● **Direction**
Go through the listing beneath this task and return every line that carries the string "全コンサートの入場券込".

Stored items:
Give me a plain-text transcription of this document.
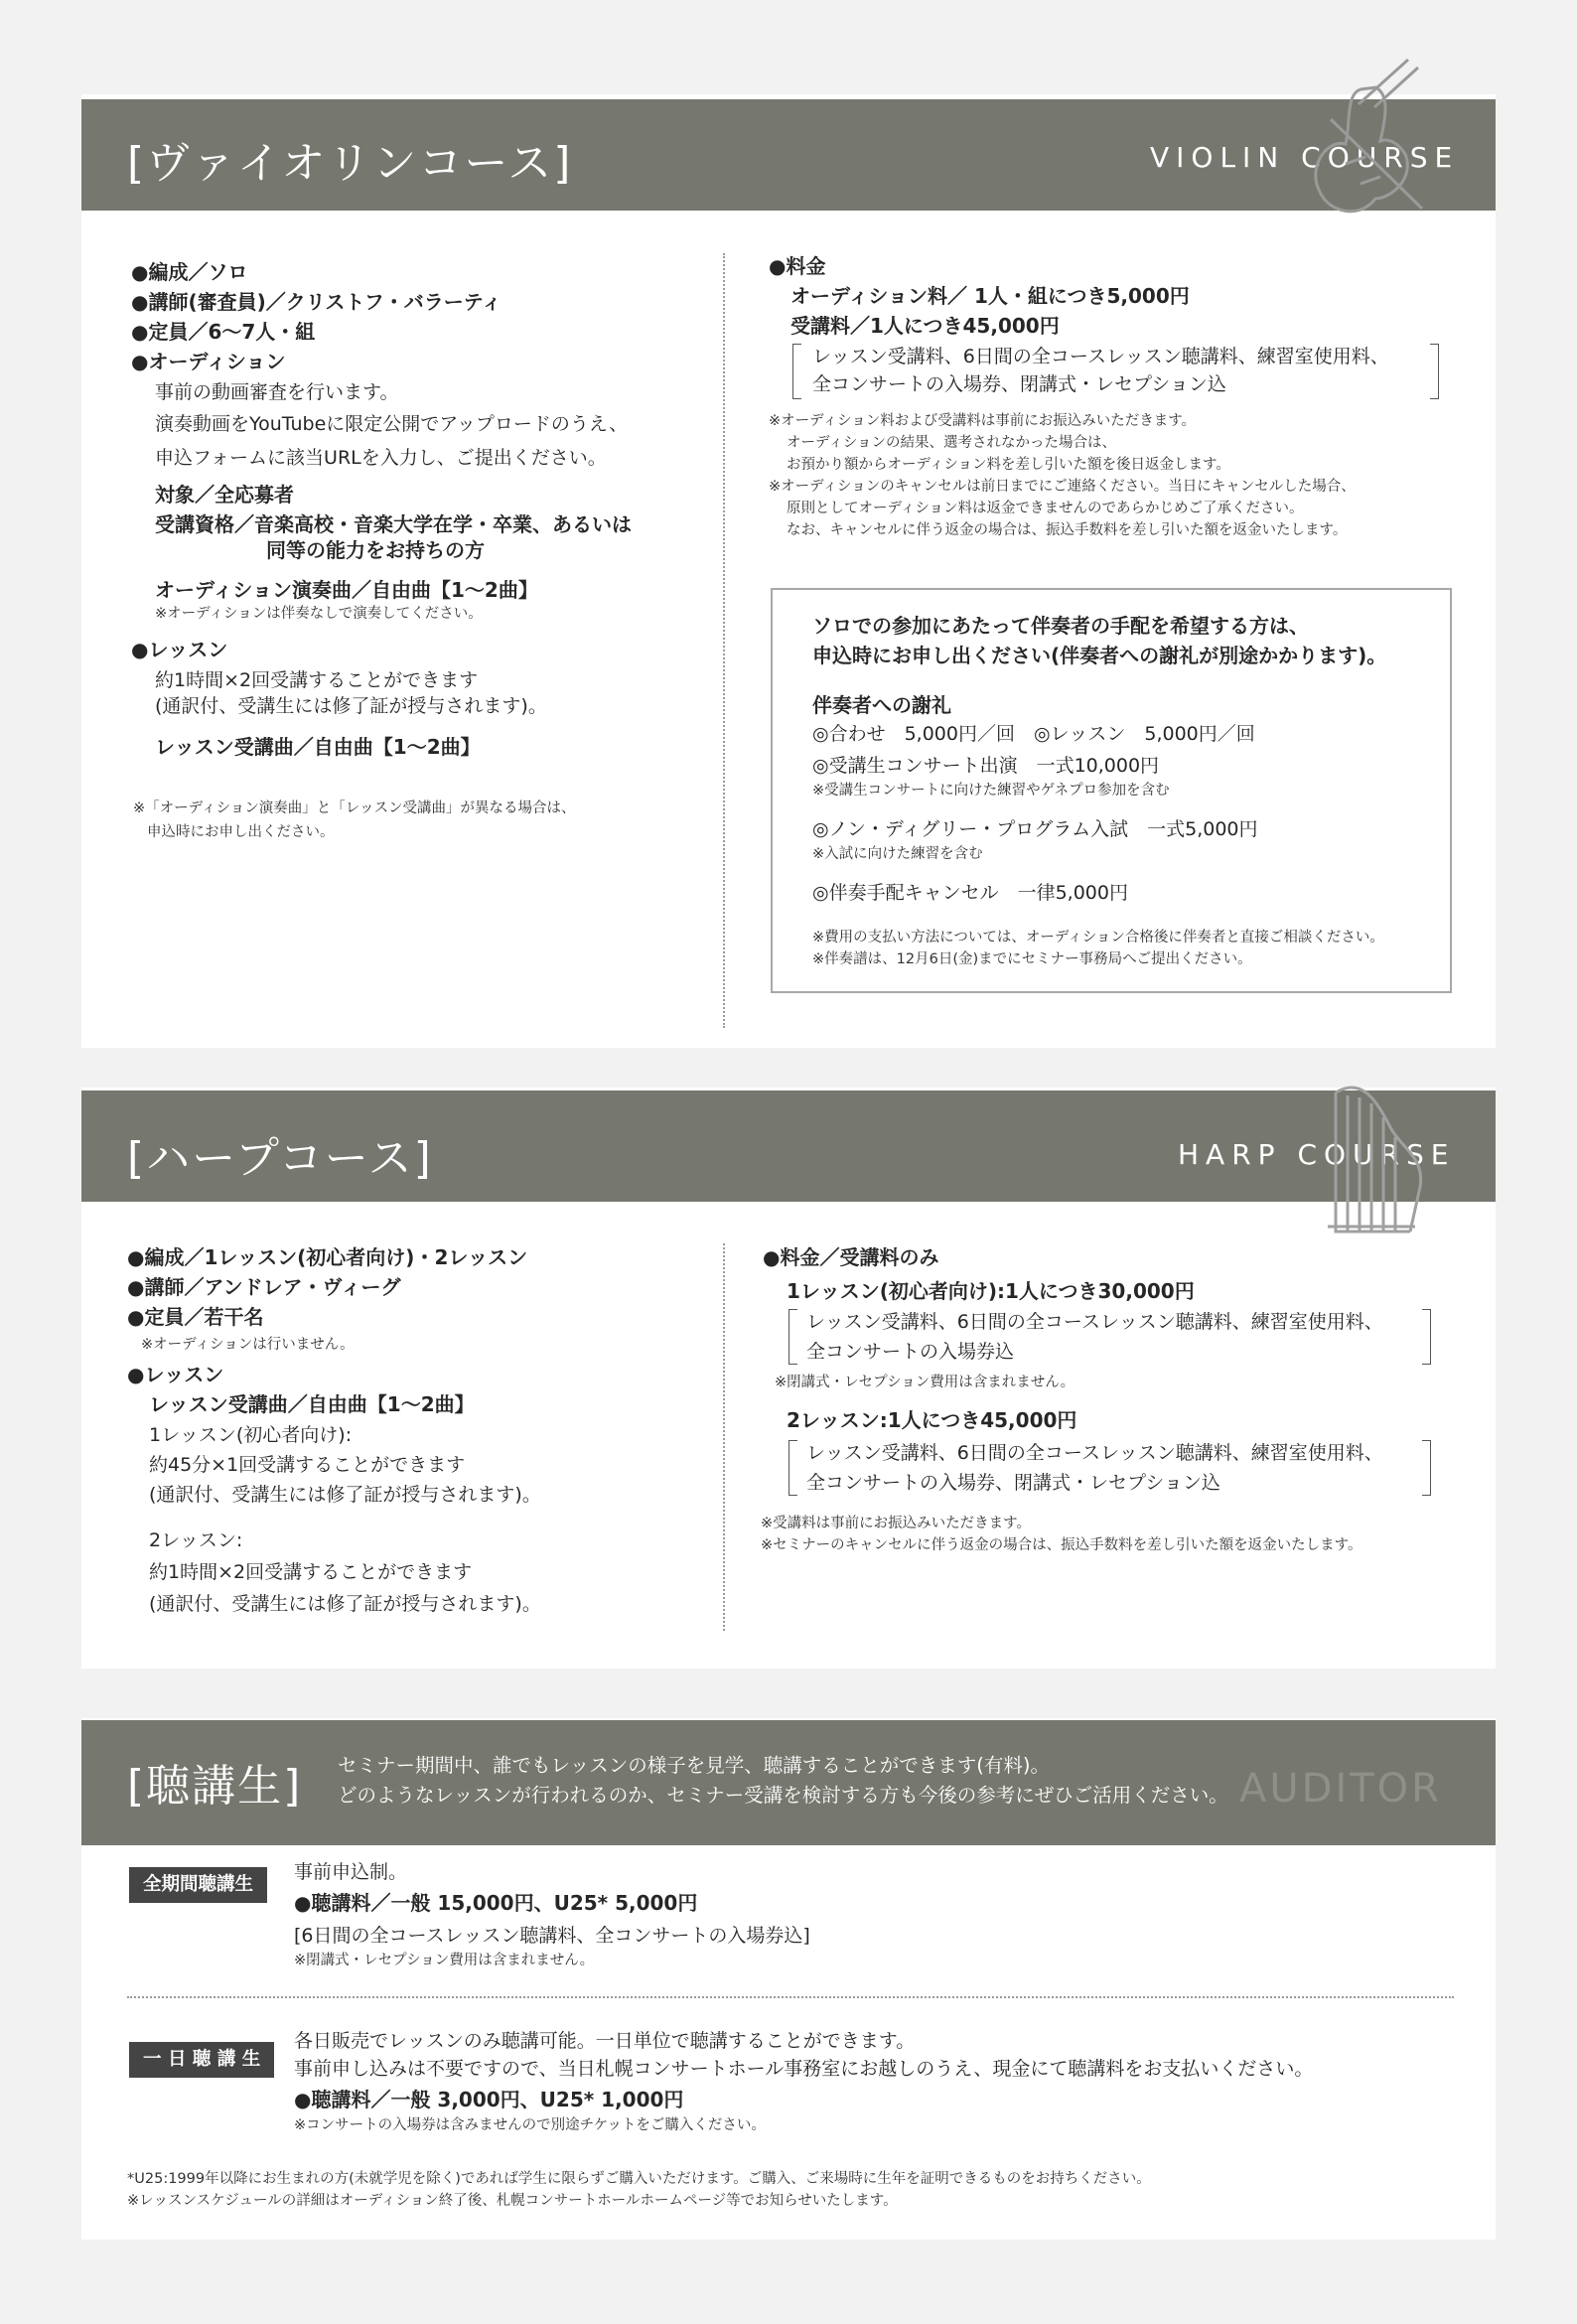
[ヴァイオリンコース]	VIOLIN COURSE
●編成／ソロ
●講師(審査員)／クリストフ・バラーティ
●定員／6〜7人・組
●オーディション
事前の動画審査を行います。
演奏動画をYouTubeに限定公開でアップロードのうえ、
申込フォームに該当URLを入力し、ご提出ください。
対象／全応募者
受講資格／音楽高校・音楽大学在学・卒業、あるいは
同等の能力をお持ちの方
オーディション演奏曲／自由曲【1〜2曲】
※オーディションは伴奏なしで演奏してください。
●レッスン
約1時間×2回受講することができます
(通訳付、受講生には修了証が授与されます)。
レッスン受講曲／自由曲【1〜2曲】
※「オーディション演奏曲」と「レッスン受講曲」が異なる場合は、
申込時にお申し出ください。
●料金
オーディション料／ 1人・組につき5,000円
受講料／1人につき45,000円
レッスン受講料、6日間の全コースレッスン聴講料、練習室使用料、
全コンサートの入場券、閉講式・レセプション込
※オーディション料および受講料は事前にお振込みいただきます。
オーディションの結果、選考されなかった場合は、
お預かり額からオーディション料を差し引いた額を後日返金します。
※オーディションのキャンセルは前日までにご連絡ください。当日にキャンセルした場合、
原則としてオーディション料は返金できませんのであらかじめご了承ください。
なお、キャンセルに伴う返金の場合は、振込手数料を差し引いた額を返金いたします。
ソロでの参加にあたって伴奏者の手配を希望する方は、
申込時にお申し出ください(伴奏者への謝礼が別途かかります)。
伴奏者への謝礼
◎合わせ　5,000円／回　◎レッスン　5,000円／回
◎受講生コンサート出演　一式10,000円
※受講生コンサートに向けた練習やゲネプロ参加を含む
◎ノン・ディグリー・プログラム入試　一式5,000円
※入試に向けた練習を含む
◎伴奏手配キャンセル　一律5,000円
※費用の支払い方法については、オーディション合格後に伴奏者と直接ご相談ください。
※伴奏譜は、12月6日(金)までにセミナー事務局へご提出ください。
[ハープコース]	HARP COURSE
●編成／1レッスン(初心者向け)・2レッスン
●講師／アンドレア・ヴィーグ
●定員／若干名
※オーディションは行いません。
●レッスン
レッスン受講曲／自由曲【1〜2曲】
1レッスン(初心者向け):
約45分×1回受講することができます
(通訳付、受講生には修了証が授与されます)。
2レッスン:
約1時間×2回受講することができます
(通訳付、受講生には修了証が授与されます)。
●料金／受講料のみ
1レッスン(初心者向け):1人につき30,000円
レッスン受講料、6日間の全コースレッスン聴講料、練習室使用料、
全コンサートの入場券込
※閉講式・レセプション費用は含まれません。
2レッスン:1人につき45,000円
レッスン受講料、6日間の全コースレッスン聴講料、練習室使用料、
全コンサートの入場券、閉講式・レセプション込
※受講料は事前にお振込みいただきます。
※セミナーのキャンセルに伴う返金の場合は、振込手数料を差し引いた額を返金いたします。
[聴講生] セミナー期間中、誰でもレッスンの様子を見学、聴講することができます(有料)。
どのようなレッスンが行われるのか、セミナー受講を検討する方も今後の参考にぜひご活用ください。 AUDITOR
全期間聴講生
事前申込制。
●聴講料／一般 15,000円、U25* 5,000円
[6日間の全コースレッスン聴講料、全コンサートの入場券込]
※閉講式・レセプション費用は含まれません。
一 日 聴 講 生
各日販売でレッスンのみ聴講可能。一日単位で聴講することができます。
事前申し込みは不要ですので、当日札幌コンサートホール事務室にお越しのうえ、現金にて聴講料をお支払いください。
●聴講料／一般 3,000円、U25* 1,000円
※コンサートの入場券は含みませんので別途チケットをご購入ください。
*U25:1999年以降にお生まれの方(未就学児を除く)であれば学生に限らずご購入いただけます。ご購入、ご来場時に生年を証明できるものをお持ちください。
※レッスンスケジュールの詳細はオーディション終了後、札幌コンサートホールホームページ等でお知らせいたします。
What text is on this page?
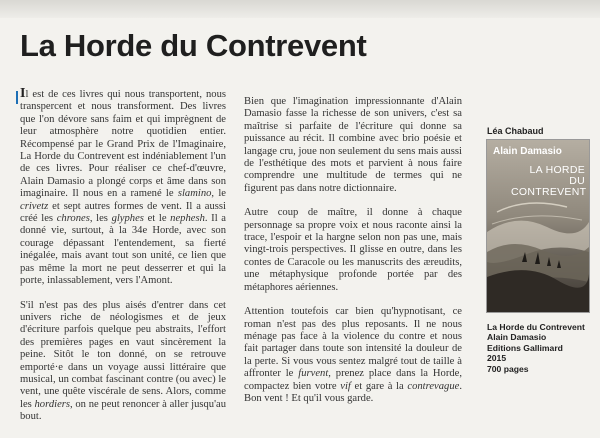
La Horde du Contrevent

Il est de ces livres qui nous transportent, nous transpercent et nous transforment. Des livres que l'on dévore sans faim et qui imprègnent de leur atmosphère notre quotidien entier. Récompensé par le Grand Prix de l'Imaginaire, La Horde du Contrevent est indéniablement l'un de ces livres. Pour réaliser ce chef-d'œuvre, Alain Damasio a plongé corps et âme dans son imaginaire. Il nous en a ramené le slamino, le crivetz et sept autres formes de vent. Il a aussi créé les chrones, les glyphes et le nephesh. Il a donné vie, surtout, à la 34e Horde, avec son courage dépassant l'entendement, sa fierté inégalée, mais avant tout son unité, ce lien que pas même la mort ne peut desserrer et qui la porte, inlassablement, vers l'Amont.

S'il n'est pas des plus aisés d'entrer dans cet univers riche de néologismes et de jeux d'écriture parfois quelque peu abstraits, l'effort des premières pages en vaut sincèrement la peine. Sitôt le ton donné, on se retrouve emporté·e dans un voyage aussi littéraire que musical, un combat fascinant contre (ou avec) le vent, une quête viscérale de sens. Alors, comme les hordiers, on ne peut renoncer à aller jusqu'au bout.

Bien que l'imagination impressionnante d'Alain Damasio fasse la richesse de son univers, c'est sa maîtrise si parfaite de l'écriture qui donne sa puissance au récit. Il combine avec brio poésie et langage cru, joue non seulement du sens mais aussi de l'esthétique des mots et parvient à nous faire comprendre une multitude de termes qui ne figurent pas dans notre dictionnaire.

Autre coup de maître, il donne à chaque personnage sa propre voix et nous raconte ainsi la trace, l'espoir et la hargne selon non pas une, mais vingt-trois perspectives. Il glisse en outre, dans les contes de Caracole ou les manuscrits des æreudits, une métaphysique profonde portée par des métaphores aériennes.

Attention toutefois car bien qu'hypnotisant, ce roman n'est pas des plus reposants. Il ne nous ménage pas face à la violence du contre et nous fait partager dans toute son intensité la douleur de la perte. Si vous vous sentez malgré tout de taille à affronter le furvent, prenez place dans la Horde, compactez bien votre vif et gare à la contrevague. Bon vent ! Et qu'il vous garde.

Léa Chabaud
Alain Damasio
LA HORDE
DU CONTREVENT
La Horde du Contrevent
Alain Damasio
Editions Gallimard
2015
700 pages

● **Solution to the exercise**
全コンサートの入場券込
[6日間の全コースレッスン聴講料、全コンサートの入場券込]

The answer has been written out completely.